Starting at the beginning of the records and ending at the line containing "settings-window: 25 设置", copy those lines out again, swapping every "interactable" for "clickable" and changing nothing else.

Dataset items:
==*==

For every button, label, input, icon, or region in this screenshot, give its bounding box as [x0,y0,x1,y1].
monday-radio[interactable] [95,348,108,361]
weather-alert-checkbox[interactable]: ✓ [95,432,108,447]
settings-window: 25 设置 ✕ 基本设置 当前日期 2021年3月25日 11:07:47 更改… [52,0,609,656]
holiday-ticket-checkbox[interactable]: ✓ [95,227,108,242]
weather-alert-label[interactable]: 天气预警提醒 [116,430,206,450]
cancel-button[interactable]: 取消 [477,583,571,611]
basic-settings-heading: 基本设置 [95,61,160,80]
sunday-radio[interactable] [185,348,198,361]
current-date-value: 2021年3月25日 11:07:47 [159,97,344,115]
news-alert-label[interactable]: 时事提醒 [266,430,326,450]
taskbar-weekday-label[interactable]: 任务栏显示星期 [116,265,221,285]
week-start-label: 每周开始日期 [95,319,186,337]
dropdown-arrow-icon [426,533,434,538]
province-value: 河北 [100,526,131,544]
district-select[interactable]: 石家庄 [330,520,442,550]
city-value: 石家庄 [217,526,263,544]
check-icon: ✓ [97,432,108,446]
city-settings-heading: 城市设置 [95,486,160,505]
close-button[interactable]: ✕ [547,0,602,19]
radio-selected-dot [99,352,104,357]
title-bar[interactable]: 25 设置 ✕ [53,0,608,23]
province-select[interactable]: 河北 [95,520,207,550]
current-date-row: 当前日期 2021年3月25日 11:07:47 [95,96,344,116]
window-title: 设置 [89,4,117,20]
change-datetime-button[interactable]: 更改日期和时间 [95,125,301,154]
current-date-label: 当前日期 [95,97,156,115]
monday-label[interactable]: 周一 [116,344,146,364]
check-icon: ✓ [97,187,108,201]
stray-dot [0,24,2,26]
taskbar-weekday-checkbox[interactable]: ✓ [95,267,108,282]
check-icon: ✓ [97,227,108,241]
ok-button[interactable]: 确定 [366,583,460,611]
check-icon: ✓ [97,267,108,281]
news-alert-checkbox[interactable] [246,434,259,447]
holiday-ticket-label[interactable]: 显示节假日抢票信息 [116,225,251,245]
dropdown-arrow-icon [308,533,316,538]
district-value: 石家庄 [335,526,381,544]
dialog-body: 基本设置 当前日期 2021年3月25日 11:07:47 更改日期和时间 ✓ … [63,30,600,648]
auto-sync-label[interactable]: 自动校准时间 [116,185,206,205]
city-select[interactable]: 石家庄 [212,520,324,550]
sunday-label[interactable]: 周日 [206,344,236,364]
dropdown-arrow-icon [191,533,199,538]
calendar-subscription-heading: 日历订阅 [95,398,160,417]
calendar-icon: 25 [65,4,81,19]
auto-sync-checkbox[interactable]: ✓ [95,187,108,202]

==*==

**Answer**
For every button, label, input, icon, or region in this screenshot, give its bounding box as [x0,y0,x1,y1].
monday-radio[clickable] [95,348,108,361]
weather-alert-checkbox[clickable]: ✓ [95,432,108,447]
settings-window: 25 设置 ✕ 基本设置 当前日期 2021年3月25日 11:07:47 更改… [52,0,609,656]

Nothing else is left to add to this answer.